_Entries from a dataset_
** Start **

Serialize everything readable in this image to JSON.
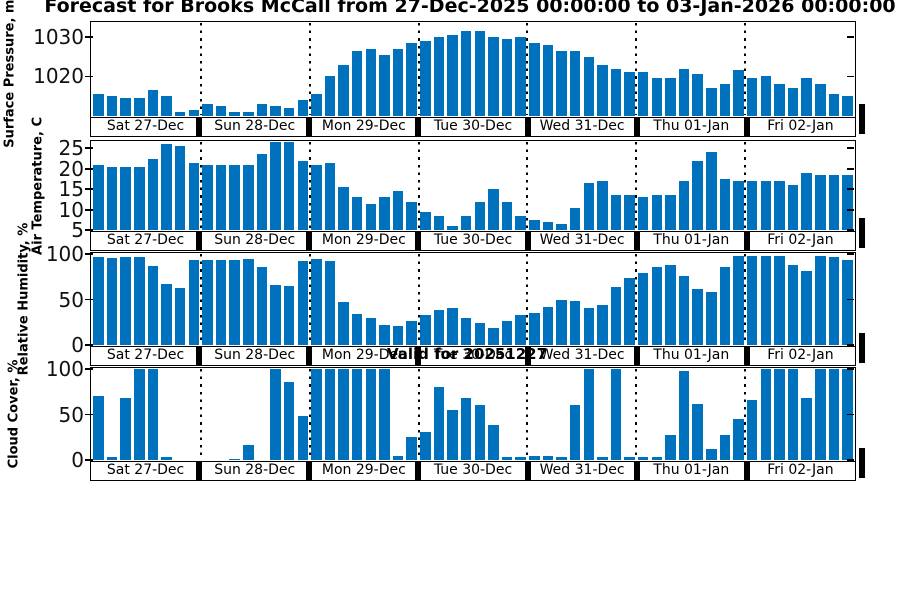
{
  "title": "Forecast for Brooks McCall from 27-Dec-2025 00:00:00 to 03-Jan-2026 00:00:00",
  "annotation": "Valid for 20251227",
  "colors": {
    "bar": "#0072BD",
    "axis": "#000000",
    "tick_label": "#111111"
  },
  "days": [
    "Sat 27-Dec",
    "Sun 28-Dec",
    "Mon 29-Dec",
    "Tue 30-Dec",
    "Wed 31-Dec",
    "Thu 01-Jan",
    "Fri 02-Jan"
  ],
  "bars_per_day": 8,
  "chart_data": [
    {
      "type": "bar",
      "ylabel": "Surface Pressure, mb",
      "xlabel": "",
      "categories": [
        "Sat 27-Dec",
        "Sun 28-Dec",
        "Mon 29-Dec",
        "Tue 30-Dec",
        "Wed 31-Dec",
        "Thu 01-Jan",
        "Fri 02-Jan"
      ],
      "ylim": [
        1010,
        1033.5
      ],
      "yticks": [
        1020,
        1030
      ],
      "grid": "dotted-day-boundaries",
      "values": [
        [
          1015.5,
          1015,
          1014.5,
          1014.5,
          1016.5,
          1015,
          1011,
          1011.5
        ],
        [
          1013,
          1012.5,
          1011,
          1011,
          1013,
          1012.5,
          1012,
          1014
        ],
        [
          1015.5,
          1020,
          1023,
          1026.5,
          1027,
          1025.5,
          1027,
          1028.5
        ],
        [
          1029,
          1030,
          1030.5,
          1031.5,
          1031.5,
          1030,
          1029.5,
          1030
        ],
        [
          1028.5,
          1028,
          1026.5,
          1026.5,
          1025,
          1023,
          1022,
          1021
        ],
        [
          1021,
          1019.5,
          1019.5,
          1022,
          1020.5,
          1017,
          1018,
          1021.5
        ],
        [
          1019.5,
          1020,
          1018,
          1017,
          1019.5,
          1018,
          1015.5,
          1015
        ]
      ]
    },
    {
      "type": "bar",
      "ylabel": "Air Temperature, C",
      "xlabel": "",
      "categories": [
        "Sat 27-Dec",
        "Sun 28-Dec",
        "Mon 29-Dec",
        "Tue 30-Dec",
        "Wed 31-Dec",
        "Thu 01-Jan",
        "Fri 02-Jan"
      ],
      "ylim": [
        5,
        26.6
      ],
      "yticks": [
        5,
        10,
        15,
        20,
        25
      ],
      "grid": "dotted-day-boundaries",
      "values": [
        [
          21,
          20.5,
          20.5,
          20.5,
          22.5,
          26,
          25.5,
          21.5
        ],
        [
          21,
          21,
          21,
          21,
          23.5,
          26.5,
          26.5,
          22
        ],
        [
          21,
          21.5,
          15.5,
          13,
          11.5,
          13,
          14.5,
          12
        ],
        [
          9.5,
          8.5,
          6,
          8.5,
          12,
          15,
          12,
          8.5
        ],
        [
          7.5,
          7,
          6.5,
          10.5,
          16.5,
          17,
          13.5,
          13.5
        ],
        [
          13,
          13.5,
          13.5,
          17,
          22,
          24,
          17.5,
          17
        ],
        [
          17,
          17,
          17,
          16,
          19,
          18.5,
          18.5,
          18.5
        ]
      ]
    },
    {
      "type": "bar",
      "ylabel": "Relative Humidity, %",
      "xlabel": "",
      "categories": [
        "Sat 27-Dec",
        "Sun 28-Dec",
        "Mon 29-Dec",
        "Tue 30-Dec",
        "Wed 31-Dec",
        "Thu 01-Jan",
        "Fri 02-Jan"
      ],
      "ylim": [
        0,
        100
      ],
      "yticks": [
        0,
        50,
        100
      ],
      "grid": "dotted-day-boundaries",
      "values": [
        [
          96,
          95,
          96,
          96,
          87,
          67,
          63,
          93
        ],
        [
          93,
          93,
          93,
          94,
          85,
          66,
          65,
          92
        ],
        [
          94,
          92,
          47,
          34,
          30,
          22,
          21,
          27
        ],
        [
          33,
          38,
          41,
          30,
          24,
          19,
          27,
          33
        ],
        [
          35,
          42,
          50,
          48,
          41,
          44,
          64,
          73
        ],
        [
          79,
          85,
          88,
          76,
          62,
          58,
          85,
          97
        ],
        [
          98,
          97,
          98,
          88,
          81,
          97,
          96,
          93
        ]
      ]
    },
    {
      "type": "bar",
      "ylabel": "Cloud Cover, %",
      "xlabel": "",
      "categories": [
        "Sat 27-Dec",
        "Sun 28-Dec",
        "Mon 29-Dec",
        "Tue 30-Dec",
        "Wed 31-Dec",
        "Thu 01-Jan",
        "Fri 02-Jan"
      ],
      "ylim": [
        0,
        100
      ],
      "yticks": [
        0,
        50,
        100
      ],
      "grid": "dotted-day-boundaries",
      "values": [
        [
          70,
          4,
          68,
          100,
          100,
          4,
          0,
          0
        ],
        [
          0,
          0,
          1,
          17,
          0,
          100,
          85,
          48
        ],
        [
          100,
          100,
          100,
          100,
          100,
          100,
          5,
          25
        ],
        [
          31,
          80,
          55,
          68,
          60,
          38,
          4,
          4
        ],
        [
          5,
          5,
          4,
          60,
          100,
          4,
          100,
          4
        ],
        [
          4,
          4,
          28,
          97,
          62,
          12,
          28,
          45
        ],
        [
          66,
          100,
          100,
          100,
          68,
          100,
          100,
          100
        ]
      ]
    }
  ]
}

** End **

_Work instructions_
Which lines hold the word "ylabel"? Return all of them from the records above.

_Reply_
      "ylabel": "Surface Pressure, mb",
      "ylabel": "Air Temperature, C",
      "ylabel": "Relative Humidity, %",
      "ylabel": "Cloud Cover, %",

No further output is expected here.